Directions: Transcribe all of the data exactly. Omit the pictures.

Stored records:

·····

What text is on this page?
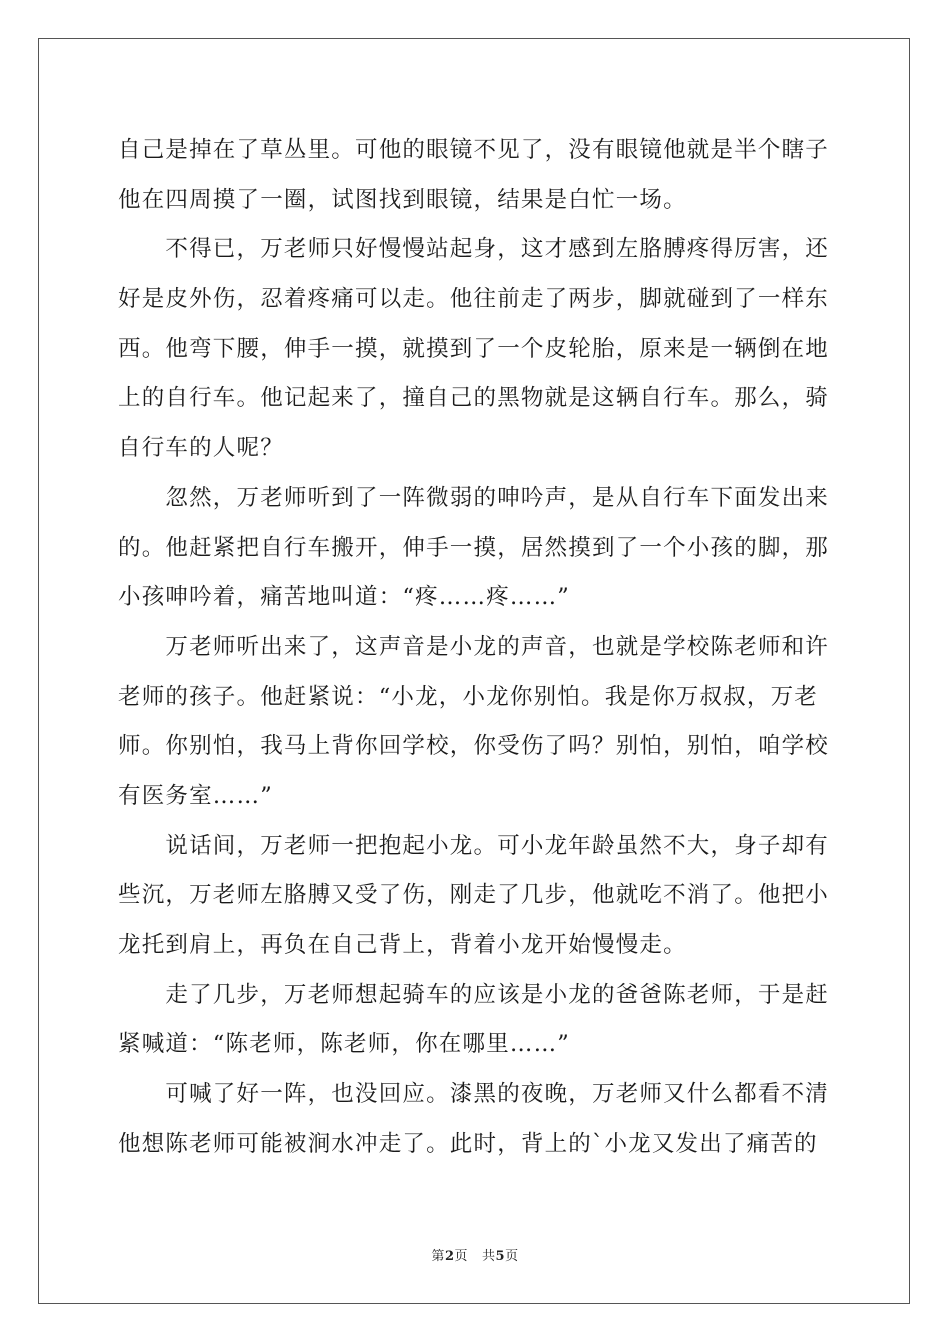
自己是掉在了草丛里。可他的眼镜不见了，没有眼镜他就是半个瞎子
他在四周摸了一圈，试图找到眼镜，结果是白忙一场。
　　不得已，万老师只好慢慢站起身，这才感到左胳膊疼得厉害，还
好是皮外伤，忍着疼痛可以走。他往前走了两步，脚就碰到了一样东
西。他弯下腰，伸手一摸，就摸到了一个皮轮胎，原来是一辆倒在地
上的自行车。他记起来了，撞自己的黑物就是这辆自行车。那么，骑
自行车的人呢？
　　忽然，万老师听到了一阵微弱的呻吟声，是从自行车下面发出来
的。他赶紧把自行车搬开，伸手一摸，居然摸到了一个小孩的脚，那
小孩呻吟着，痛苦地叫道：“疼……疼……”
　　万老师听出来了，这声音是小龙的声音，也就是学校陈老师和许
老师的孩子。他赶紧说：“小龙，小龙你别怕。我是你万叔叔，万老
师。你别怕，我马上背你回学校，你受伤了吗？别怕，别怕，咱学校
有医务室……”
　　说话间，万老师一把抱起小龙。可小龙年龄虽然不大，身子却有
些沉，万老师左胳膊又受了伤，刚走了几步，他就吃不消了。他把小
龙托到肩上，再负在自己背上，背着小龙开始慢慢走。
　　走了几步，万老师想起骑车的应该是小龙的爸爸陈老师，于是赶
紧喊道：“陈老师，陈老师，你在哪里……”
　　可喊了好一阵，也没回应。漆黑的夜晚，万老师又什么都看不清
他想陈老师可能被涧水冲走了。此时，背上的`小龙又发出了痛苦的
第2页 共5页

·····

Solution to this task:
What text is on this page?
自己是掉在了草丛里。可他的眼镜不见了，没有眼镜他就是半个瞎子
他在四周摸了一圈，试图找到眼镜，结果是白忙一场。
　　不得已，万老师只好慢慢站起身，这才感到左胳膊疼得厉害，还
好是皮外伤，忍着疼痛可以走。他往前走了两步，脚就碰到了一样东
西。他弯下腰，伸手一摸，就摸到了一个皮轮胎，原来是一辆倒在地
上的自行车。他记起来了，撞自己的黑物就是这辆自行车。那么，骑
自行车的人呢？
　　忽然，万老师听到了一阵微弱的呻吟声，是从自行车下面发出来
的。他赶紧把自行车搬开，伸手一摸，居然摸到了一个小孩的脚，那
小孩呻吟着，痛苦地叫道：“疼……疼……”
　　万老师听出来了，这声音是小龙的声音，也就是学校陈老师和许
老师的孩子。他赶紧说：“小龙，小龙你别怕。我是你万叔叔，万老
师。你别怕，我马上背你回学校，你受伤了吗？别怕，别怕，咱学校
有医务室……”
　　说话间，万老师一把抱起小龙。可小龙年龄虽然不大，身子却有
些沉，万老师左胳膊又受了伤，刚走了几步，他就吃不消了。他把小
龙托到肩上，再负在自己背上，背着小龙开始慢慢走。
　　走了几步，万老师想起骑车的应该是小龙的爸爸陈老师，于是赶
紧喊道：“陈老师，陈老师，你在哪里……”
　　可喊了好一阵，也没回应。漆黑的夜晚，万老师又什么都看不清
他想陈老师可能被涧水冲走了。此时，背上的`小龙又发出了痛苦的
第2页 共5页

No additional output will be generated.